What to produce -> Read the listing below and copy out every line that holds "this".

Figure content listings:
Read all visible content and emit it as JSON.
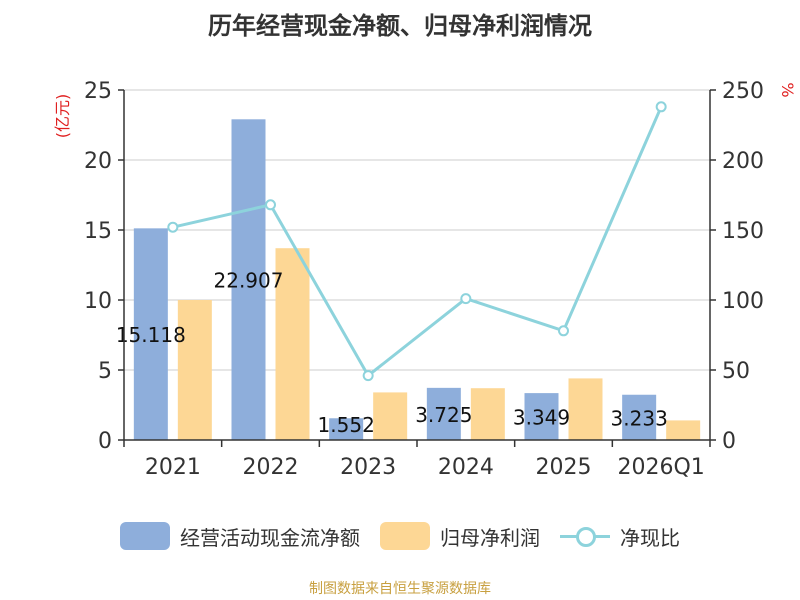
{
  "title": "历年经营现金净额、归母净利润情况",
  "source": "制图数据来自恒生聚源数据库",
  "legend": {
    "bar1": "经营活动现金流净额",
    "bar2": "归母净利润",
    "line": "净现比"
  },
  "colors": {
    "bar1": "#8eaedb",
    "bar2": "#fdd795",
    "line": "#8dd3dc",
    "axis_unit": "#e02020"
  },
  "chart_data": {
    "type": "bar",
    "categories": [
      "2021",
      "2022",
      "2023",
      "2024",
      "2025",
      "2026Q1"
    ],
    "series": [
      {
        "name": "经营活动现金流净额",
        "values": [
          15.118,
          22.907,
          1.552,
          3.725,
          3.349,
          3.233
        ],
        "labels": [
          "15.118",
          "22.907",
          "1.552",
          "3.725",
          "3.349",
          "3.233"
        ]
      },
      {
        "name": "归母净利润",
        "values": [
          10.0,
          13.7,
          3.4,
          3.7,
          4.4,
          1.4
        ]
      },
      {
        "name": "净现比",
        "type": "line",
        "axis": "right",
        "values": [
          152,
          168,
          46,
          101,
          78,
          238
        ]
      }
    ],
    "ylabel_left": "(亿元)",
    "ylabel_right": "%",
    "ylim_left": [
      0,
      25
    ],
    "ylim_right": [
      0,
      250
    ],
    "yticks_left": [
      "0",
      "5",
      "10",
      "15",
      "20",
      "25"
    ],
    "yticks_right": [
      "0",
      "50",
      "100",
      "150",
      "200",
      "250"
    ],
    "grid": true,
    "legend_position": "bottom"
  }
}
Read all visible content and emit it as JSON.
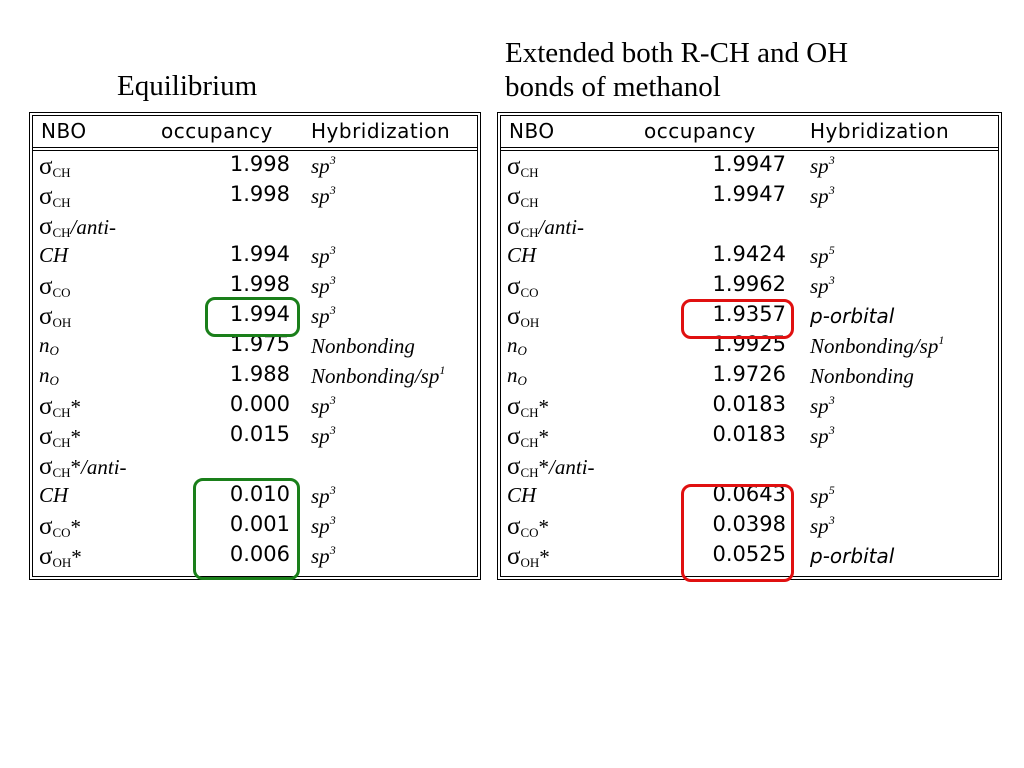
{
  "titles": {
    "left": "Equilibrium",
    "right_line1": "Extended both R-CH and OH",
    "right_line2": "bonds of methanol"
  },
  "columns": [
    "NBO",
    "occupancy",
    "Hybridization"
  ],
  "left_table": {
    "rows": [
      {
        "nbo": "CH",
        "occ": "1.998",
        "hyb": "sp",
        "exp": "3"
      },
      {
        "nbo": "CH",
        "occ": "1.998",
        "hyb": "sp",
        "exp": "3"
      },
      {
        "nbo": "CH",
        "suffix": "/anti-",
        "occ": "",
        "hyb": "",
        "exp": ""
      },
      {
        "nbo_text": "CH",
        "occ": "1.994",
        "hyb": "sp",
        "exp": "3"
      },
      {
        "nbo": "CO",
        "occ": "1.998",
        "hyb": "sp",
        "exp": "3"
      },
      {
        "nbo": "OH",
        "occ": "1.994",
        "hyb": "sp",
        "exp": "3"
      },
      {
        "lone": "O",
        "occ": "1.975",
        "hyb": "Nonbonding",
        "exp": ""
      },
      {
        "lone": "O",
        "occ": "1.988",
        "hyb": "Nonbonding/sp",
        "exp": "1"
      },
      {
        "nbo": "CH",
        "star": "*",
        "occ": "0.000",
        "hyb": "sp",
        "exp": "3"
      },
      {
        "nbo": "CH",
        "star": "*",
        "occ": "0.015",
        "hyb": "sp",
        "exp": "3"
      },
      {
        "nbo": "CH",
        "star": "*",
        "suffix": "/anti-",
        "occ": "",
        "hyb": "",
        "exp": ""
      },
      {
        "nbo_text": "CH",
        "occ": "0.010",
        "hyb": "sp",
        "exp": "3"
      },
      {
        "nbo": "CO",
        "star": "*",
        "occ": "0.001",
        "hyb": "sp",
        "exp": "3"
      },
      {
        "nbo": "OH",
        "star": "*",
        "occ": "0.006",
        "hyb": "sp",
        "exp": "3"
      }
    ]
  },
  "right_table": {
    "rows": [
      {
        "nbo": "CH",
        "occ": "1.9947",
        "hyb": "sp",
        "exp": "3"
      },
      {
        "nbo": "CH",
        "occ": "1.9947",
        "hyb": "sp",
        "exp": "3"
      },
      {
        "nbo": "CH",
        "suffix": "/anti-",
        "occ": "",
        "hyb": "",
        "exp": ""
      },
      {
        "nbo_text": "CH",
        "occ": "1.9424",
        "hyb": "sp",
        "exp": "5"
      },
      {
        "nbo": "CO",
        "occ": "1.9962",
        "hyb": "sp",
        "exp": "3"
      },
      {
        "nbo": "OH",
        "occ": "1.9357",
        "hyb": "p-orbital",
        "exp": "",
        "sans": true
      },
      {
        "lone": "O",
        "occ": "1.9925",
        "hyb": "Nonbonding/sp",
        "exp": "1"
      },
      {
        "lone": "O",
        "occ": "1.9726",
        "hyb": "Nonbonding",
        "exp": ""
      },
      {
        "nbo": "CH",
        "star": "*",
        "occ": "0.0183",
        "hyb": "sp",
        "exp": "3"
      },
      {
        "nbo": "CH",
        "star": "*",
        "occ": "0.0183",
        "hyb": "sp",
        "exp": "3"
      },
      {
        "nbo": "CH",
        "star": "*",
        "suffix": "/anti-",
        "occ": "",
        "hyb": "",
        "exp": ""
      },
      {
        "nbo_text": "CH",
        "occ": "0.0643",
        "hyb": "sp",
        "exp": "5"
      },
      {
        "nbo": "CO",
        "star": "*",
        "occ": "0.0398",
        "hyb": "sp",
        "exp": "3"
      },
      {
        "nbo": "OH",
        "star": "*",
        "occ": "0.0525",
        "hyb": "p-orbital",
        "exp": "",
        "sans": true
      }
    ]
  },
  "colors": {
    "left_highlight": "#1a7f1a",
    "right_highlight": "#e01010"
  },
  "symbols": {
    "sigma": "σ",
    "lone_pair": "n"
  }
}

--

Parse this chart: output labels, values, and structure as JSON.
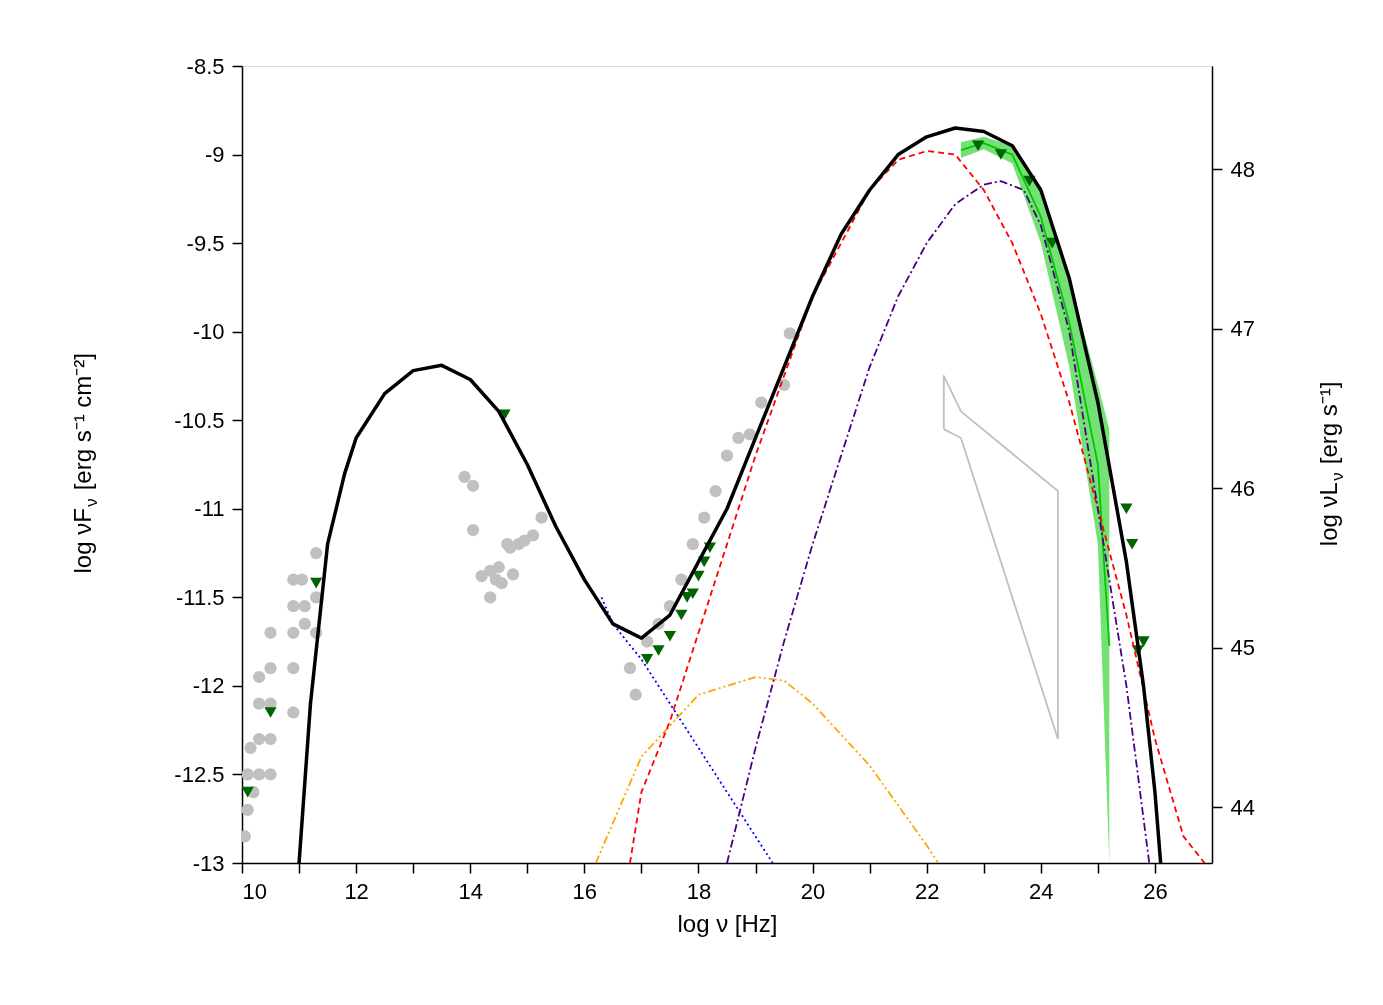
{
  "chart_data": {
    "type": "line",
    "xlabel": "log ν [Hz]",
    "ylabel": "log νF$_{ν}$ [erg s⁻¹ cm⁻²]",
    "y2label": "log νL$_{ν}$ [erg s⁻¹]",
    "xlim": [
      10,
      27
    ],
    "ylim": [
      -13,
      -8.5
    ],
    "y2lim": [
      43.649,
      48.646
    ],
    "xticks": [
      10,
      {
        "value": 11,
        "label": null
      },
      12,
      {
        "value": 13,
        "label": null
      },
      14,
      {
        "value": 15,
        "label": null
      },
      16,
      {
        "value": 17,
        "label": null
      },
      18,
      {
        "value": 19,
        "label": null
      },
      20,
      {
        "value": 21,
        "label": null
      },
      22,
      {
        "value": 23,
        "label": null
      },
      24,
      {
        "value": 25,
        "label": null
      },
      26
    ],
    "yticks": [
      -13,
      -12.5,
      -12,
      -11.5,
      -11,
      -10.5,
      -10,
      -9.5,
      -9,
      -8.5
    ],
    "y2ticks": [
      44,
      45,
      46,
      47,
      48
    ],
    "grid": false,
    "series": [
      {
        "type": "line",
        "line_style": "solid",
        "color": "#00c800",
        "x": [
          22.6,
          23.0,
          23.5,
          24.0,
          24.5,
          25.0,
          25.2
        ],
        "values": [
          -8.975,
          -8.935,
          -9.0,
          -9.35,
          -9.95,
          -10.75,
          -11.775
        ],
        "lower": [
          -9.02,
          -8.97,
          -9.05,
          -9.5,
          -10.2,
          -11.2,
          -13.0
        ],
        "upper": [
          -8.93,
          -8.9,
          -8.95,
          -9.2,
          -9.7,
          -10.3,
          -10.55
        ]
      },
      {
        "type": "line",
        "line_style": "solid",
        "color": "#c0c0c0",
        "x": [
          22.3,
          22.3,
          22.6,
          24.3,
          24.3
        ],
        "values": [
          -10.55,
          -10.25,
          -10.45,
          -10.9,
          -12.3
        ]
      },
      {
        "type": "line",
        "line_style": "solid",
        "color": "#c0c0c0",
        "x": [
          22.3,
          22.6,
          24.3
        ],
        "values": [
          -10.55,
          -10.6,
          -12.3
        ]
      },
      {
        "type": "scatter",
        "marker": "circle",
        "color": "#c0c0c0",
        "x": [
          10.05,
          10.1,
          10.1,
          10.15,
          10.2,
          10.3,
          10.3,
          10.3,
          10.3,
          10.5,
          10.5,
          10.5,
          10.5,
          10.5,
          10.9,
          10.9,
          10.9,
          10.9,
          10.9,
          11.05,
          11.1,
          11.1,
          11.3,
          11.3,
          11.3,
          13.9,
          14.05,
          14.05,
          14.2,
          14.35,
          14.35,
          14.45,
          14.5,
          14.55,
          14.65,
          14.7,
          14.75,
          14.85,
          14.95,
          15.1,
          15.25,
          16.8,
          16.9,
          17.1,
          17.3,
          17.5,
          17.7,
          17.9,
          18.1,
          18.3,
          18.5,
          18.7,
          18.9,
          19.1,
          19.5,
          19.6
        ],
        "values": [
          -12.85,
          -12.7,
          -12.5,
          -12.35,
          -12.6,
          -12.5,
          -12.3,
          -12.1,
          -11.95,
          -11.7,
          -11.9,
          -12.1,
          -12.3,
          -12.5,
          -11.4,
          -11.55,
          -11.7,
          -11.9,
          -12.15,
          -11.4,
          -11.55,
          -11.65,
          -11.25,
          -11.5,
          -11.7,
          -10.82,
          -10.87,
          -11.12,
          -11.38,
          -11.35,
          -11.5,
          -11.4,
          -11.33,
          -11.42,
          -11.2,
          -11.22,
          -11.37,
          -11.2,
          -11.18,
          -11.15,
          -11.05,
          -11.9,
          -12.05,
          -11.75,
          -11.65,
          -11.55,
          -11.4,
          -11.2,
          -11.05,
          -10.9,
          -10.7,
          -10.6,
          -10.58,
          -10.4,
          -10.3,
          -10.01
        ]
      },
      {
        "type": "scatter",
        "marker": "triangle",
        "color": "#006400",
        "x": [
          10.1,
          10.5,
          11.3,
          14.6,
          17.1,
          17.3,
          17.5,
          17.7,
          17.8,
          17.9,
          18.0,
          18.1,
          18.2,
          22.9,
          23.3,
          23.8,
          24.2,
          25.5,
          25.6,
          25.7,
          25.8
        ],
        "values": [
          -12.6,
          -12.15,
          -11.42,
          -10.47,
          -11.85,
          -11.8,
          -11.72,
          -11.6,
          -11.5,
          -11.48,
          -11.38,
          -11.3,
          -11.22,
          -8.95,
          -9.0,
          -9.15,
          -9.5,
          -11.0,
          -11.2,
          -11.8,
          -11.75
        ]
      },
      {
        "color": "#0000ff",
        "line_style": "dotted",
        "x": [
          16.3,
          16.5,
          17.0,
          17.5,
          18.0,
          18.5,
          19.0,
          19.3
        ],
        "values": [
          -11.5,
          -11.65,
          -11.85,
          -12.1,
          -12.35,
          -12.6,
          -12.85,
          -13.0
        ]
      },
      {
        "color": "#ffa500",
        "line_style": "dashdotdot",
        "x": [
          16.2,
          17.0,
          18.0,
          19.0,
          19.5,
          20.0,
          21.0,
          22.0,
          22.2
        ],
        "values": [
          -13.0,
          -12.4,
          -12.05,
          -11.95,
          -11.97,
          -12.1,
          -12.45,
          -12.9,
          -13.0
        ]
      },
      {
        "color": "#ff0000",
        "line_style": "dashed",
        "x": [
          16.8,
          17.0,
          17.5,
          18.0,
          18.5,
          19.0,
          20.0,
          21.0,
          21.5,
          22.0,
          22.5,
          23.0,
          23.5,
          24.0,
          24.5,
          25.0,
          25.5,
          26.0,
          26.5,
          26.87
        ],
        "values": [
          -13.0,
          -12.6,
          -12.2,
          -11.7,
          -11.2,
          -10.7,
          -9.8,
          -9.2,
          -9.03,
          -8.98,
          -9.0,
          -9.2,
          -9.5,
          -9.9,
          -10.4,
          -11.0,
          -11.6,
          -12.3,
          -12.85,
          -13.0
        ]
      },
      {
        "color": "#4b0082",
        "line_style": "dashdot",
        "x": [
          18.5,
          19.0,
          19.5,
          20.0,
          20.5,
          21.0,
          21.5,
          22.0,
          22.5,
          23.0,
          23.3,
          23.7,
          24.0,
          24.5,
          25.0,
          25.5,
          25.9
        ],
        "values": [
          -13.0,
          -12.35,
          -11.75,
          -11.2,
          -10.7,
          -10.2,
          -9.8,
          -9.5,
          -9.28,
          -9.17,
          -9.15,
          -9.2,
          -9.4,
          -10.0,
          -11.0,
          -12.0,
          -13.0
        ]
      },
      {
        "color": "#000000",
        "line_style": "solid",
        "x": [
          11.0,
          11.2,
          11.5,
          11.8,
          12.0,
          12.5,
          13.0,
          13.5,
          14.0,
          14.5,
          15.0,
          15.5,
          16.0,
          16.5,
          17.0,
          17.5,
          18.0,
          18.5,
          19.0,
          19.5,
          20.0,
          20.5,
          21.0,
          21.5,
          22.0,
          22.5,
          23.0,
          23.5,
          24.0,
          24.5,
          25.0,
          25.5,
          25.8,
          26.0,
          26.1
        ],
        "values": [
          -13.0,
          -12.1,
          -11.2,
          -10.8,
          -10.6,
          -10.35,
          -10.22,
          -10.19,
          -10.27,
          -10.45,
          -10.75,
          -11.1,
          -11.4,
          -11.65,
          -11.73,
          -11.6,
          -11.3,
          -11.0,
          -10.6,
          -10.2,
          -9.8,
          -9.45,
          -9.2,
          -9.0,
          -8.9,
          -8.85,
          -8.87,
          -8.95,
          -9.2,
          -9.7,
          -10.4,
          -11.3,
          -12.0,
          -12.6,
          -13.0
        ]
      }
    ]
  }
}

* * *

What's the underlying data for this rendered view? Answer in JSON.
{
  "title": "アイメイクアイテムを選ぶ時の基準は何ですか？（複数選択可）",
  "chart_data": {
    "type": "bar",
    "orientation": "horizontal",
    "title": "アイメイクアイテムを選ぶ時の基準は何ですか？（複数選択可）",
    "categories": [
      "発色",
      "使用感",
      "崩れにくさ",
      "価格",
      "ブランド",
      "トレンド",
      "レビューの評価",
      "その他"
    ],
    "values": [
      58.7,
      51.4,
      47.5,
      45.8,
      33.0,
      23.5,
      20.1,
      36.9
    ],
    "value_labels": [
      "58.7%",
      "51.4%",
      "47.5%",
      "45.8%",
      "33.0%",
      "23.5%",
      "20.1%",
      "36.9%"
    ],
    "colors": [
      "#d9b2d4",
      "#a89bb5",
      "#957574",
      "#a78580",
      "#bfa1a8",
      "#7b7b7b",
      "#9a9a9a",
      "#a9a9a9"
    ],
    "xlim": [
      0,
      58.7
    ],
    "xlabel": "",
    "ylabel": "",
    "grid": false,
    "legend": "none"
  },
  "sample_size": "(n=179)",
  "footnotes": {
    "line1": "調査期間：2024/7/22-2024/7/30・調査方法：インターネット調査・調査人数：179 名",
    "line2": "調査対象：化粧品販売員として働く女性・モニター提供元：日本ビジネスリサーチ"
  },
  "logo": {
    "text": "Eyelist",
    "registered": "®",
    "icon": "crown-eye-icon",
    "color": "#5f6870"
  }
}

Full response ->
Parse this chart: output labels, values, and structure as JSON.
What's the underlying data for this rendered view? Answer in JSON.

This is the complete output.